§ **Stated goal**
Rewrite part of the listing below as a Markdown table with two columns, No. and Entry, giving each line a row number and leaving out blank lines. Begin at the line that contains "Decompose this screenshot" and stop after the line that contains "325, 131, 347]", with nothing outside that range.

§ **Data supplied**
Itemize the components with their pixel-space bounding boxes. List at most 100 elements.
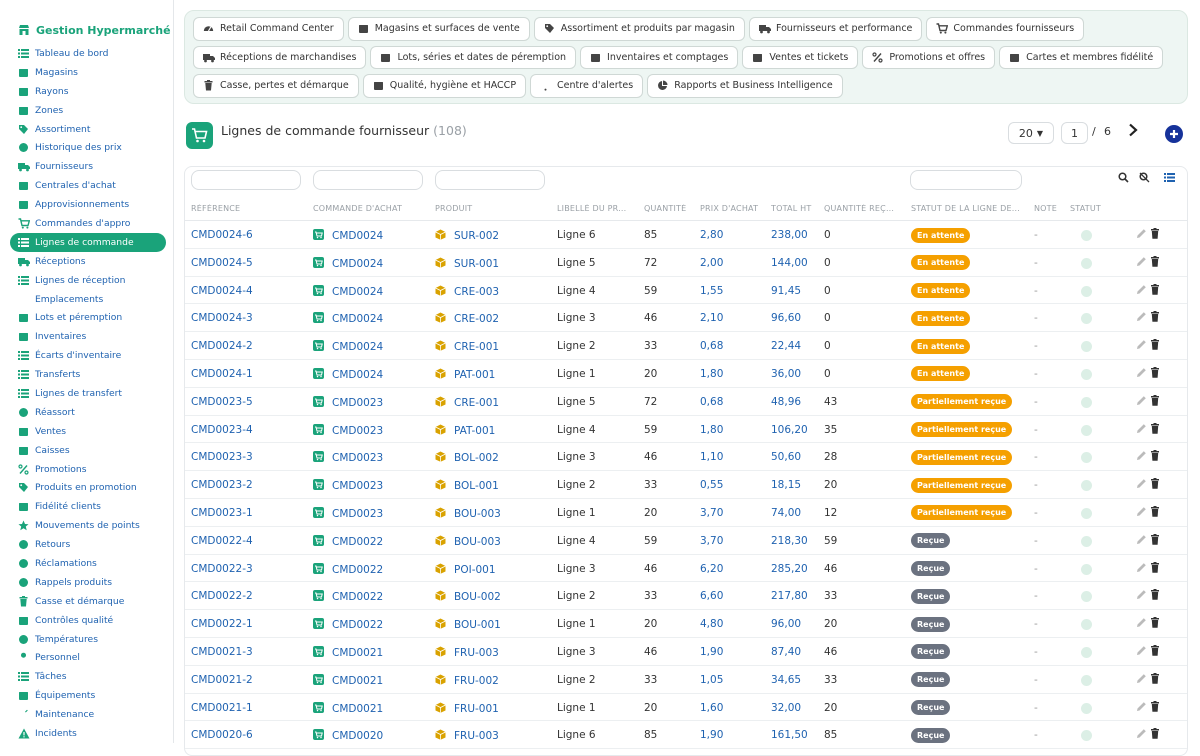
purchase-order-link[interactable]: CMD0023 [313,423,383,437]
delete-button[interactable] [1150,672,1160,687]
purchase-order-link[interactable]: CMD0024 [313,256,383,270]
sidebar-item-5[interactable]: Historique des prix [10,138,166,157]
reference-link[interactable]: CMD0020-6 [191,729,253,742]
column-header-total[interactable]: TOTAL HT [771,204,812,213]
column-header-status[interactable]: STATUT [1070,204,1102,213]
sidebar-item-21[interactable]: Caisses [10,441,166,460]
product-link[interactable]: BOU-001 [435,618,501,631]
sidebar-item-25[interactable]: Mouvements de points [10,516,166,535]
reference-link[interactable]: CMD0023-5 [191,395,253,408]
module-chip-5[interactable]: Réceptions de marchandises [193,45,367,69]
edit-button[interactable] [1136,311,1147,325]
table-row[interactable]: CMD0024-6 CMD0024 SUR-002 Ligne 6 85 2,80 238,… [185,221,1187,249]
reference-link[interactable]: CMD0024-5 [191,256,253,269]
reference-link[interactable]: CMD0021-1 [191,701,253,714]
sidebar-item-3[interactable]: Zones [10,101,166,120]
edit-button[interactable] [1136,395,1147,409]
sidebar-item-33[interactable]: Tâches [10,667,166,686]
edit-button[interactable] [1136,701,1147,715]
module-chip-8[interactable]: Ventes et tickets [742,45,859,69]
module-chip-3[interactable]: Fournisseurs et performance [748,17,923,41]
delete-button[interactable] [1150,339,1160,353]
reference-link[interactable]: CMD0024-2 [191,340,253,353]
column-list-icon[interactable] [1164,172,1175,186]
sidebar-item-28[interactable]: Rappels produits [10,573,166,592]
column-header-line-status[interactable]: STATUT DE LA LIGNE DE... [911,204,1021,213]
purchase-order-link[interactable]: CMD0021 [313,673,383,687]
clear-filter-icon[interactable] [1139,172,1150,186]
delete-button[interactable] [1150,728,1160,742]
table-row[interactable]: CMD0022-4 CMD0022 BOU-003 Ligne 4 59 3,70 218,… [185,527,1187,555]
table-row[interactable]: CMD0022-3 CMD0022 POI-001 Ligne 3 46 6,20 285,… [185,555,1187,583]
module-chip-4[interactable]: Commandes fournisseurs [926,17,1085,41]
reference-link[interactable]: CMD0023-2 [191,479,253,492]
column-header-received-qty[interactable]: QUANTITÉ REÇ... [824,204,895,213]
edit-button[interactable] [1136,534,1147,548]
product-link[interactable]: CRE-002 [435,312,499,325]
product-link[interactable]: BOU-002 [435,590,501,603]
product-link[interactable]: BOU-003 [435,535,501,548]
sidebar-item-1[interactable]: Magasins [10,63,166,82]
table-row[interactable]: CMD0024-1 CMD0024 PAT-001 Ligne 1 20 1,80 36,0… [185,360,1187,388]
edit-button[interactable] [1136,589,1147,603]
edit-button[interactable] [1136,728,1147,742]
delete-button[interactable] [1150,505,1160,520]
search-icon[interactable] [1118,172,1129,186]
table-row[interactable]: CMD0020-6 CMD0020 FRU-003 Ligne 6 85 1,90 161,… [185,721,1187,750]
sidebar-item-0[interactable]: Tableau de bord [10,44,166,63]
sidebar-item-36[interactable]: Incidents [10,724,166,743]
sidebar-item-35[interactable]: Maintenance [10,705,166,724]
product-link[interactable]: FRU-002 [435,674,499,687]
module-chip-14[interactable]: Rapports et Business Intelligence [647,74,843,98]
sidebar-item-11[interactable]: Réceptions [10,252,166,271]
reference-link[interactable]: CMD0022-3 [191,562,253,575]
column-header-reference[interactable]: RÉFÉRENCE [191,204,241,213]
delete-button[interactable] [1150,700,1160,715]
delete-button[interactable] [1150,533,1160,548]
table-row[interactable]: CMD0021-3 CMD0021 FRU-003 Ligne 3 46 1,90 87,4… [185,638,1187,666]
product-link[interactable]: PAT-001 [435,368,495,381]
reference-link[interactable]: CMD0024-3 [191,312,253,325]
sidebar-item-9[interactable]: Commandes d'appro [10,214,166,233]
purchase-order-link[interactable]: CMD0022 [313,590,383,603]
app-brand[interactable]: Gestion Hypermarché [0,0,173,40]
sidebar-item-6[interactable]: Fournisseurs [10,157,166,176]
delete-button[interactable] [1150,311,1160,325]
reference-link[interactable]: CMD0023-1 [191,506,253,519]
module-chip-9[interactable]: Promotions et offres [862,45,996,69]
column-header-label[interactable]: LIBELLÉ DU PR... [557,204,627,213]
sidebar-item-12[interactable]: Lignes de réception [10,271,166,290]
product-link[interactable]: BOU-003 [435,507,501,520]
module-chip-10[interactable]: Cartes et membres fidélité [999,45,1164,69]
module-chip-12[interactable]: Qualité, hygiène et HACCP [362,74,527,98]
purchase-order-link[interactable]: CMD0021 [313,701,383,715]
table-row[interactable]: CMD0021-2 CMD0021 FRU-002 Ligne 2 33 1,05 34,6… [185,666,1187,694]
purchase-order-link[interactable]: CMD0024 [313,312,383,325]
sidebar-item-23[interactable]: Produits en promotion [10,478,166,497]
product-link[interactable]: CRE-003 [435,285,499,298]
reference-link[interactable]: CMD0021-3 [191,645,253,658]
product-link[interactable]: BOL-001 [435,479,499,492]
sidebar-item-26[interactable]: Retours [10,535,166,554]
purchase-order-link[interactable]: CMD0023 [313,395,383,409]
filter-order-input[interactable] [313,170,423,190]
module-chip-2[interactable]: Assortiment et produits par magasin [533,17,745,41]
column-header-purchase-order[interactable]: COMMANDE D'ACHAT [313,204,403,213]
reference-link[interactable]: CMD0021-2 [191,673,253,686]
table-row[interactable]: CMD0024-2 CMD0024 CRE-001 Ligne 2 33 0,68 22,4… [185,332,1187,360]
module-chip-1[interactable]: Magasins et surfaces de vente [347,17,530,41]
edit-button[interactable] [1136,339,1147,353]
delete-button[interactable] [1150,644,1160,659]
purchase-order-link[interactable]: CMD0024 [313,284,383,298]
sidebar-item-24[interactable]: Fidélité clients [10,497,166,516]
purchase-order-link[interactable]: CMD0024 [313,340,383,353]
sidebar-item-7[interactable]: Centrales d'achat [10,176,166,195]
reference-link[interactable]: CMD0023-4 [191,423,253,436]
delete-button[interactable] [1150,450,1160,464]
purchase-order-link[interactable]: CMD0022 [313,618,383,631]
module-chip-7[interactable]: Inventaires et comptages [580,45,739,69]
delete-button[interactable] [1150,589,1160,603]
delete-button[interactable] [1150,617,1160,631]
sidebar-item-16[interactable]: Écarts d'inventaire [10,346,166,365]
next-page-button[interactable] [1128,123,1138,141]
...
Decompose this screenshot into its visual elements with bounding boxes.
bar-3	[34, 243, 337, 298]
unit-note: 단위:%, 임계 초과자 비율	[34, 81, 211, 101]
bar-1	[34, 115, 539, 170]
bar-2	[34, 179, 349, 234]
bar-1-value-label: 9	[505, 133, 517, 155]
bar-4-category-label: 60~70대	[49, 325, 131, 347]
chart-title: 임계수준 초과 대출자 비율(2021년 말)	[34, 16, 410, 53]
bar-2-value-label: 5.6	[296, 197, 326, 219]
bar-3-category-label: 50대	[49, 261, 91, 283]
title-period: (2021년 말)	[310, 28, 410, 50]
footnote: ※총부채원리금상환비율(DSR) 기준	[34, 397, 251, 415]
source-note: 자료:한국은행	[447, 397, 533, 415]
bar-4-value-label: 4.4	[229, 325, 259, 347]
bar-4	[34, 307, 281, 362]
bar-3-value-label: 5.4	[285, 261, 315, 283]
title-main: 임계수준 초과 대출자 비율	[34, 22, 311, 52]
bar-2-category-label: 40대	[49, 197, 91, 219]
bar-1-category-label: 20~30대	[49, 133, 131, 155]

§ **Exercise solution**
| No. | Entry |
|---|---|
| 1 | Decompose this screenshot into its visual elements with bounding boxes. |
| 2 | bar-3	[34, 243, 337, 298] |
| 3 | unit-note: 단위:%, 임계 초과자 비율	[34, 81, 211, 101] |
| 4 | bar-1	[34, 115, 539, 170] |
| 5 | bar-2	[34, 179, 349, 234] |
| 6 | bar-1-value-label: 9	[505, 133, 517, 155] |
| 7 | bar-4-category-label: 60~70대	[49, 325, 131, 347] |